Dataset rows
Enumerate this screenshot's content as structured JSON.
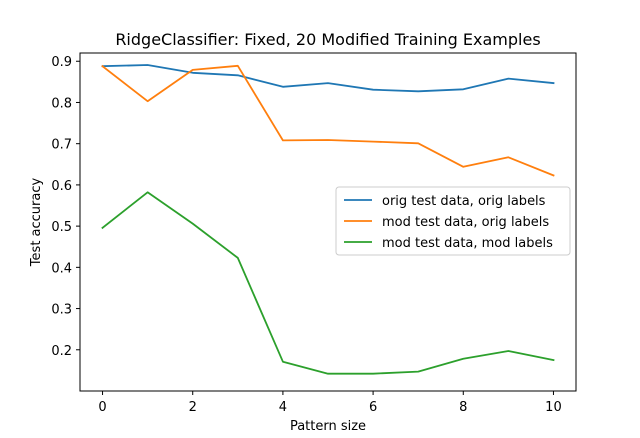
{
  "chart_data": {
    "type": "line",
    "title": "RidgeClassifier: Fixed, 20 Modified Training Examples",
    "xlabel": "Pattern size",
    "ylabel": "Test accuracy",
    "xlim": [
      -0.5,
      10.5
    ],
    "ylim": [
      0.1,
      0.92
    ],
    "xticks": [
      0,
      2,
      4,
      6,
      8,
      10
    ],
    "yticks": [
      0.2,
      0.3,
      0.4,
      0.5,
      0.6,
      0.7,
      0.8,
      0.9
    ],
    "ytick_labels": [
      "0.2",
      "0.3",
      "0.4",
      "0.5",
      "0.6",
      "0.7",
      "0.8",
      "0.9"
    ],
    "grid": false,
    "legend_position": "center-right",
    "x": [
      0,
      1,
      2,
      3,
      4,
      5,
      6,
      7,
      8,
      9,
      10
    ],
    "series": [
      {
        "name": "orig test data, orig labels",
        "color": "#1f77b4",
        "values": [
          0.888,
          0.891,
          0.872,
          0.866,
          0.838,
          0.847,
          0.831,
          0.827,
          0.832,
          0.858,
          0.847
        ]
      },
      {
        "name": "mod test data, orig labels",
        "color": "#ff7f0e",
        "values": [
          0.888,
          0.803,
          0.879,
          0.889,
          0.708,
          0.709,
          0.705,
          0.701,
          0.644,
          0.667,
          0.623
        ]
      },
      {
        "name": "mod test data, mod labels",
        "color": "#2ca02c",
        "values": [
          0.496,
          0.582,
          0.506,
          0.423,
          0.171,
          0.142,
          0.142,
          0.147,
          0.178,
          0.197,
          0.175
        ]
      }
    ]
  }
}
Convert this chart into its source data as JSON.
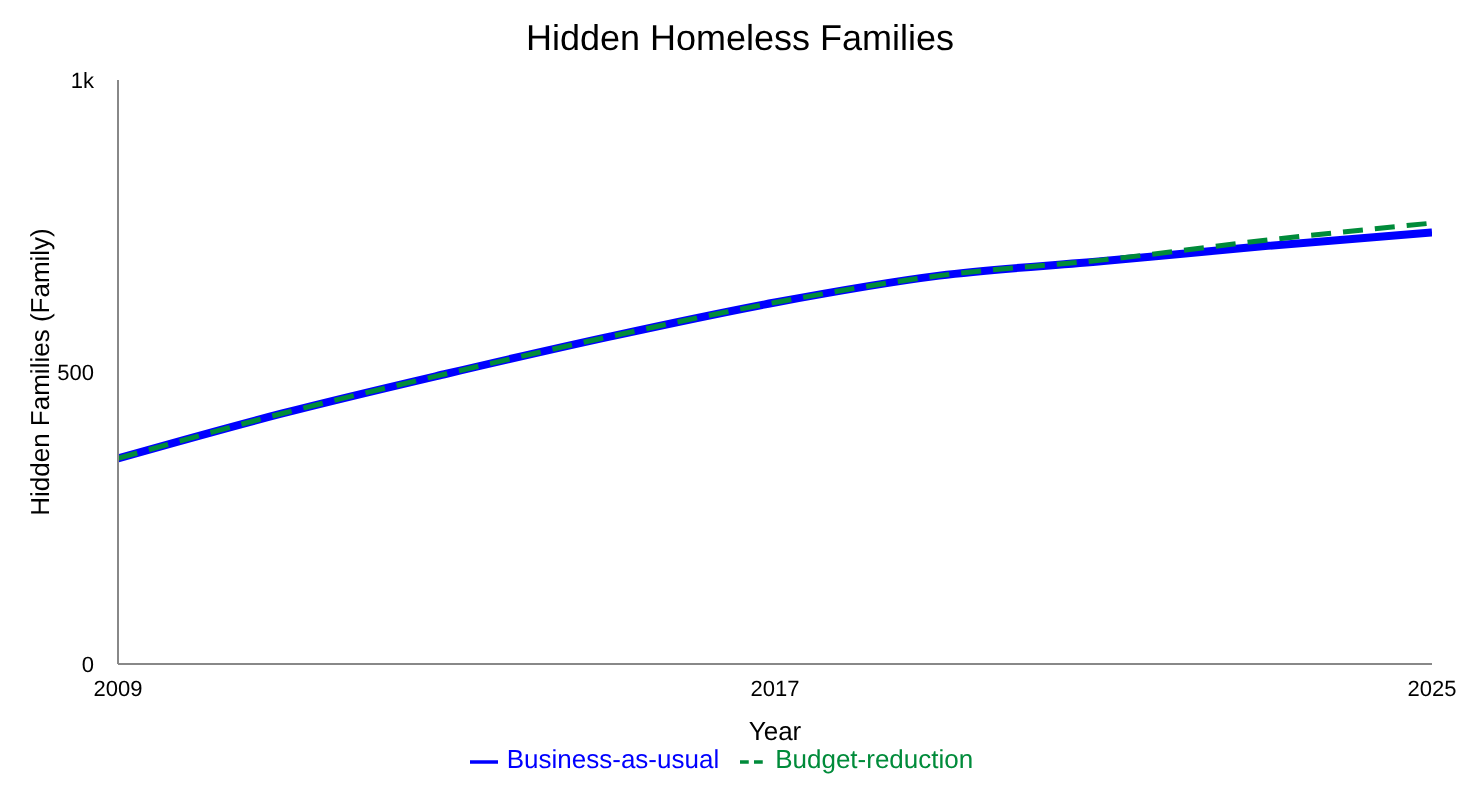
{
  "chart_data": {
    "type": "line",
    "title": "Hidden Homeless Families",
    "xlabel": "Year",
    "ylabel": "Hidden Families (Family)",
    "x": [
      2009,
      2011,
      2013,
      2015,
      2017,
      2019,
      2021,
      2023,
      2025
    ],
    "series": [
      {
        "name": "Business-as-usual",
        "color": "#0000ff",
        "line_style": "solid",
        "values": [
          352,
          429,
          497,
          561,
          619,
          665,
          690,
          716,
          739
        ]
      },
      {
        "name": "Budget-reduction",
        "color": "#008b3a",
        "line_style": "dashed",
        "values": [
          352,
          429,
          497,
          561,
          619,
          665,
          692,
          726,
          755
        ]
      }
    ],
    "xlim": [
      2009,
      2025
    ],
    "xticks": [
      2009,
      2017,
      2025
    ],
    "ylim": [
      0,
      1000
    ],
    "yticks": [
      0,
      500,
      {
        "value": 1000,
        "label": "1k"
      }
    ],
    "grid": false,
    "legend": "bottom",
    "marker": "none"
  }
}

Task to complete:
Exclude the pictures, and output exactly the lines from the one with "Convert this chart" through the last line of the records, both included.

Solution for this exercise:
Convert this chart into its source data as JSON.
{
  "chart_data": {
    "type": "line",
    "title": "Hidden Homeless Families",
    "xlabel": "Year",
    "ylabel": "Hidden Families (Family)",
    "x": [
      2009,
      2011,
      2013,
      2015,
      2017,
      2019,
      2021,
      2023,
      2025
    ],
    "series": [
      {
        "name": "Business-as-usual",
        "color": "#0000ff",
        "line_style": "solid",
        "values": [
          352,
          429,
          497,
          561,
          619,
          665,
          690,
          716,
          739
        ]
      },
      {
        "name": "Budget-reduction",
        "color": "#008b3a",
        "line_style": "dashed",
        "values": [
          352,
          429,
          497,
          561,
          619,
          665,
          692,
          726,
          755
        ]
      }
    ],
    "xlim": [
      2009,
      2025
    ],
    "xticks": [
      2009,
      2017,
      2025
    ],
    "ylim": [
      0,
      1000
    ],
    "yticks": [
      0,
      500,
      {
        "value": 1000,
        "label": "1k"
      }
    ],
    "grid": false,
    "legend": "bottom",
    "marker": "none"
  }
}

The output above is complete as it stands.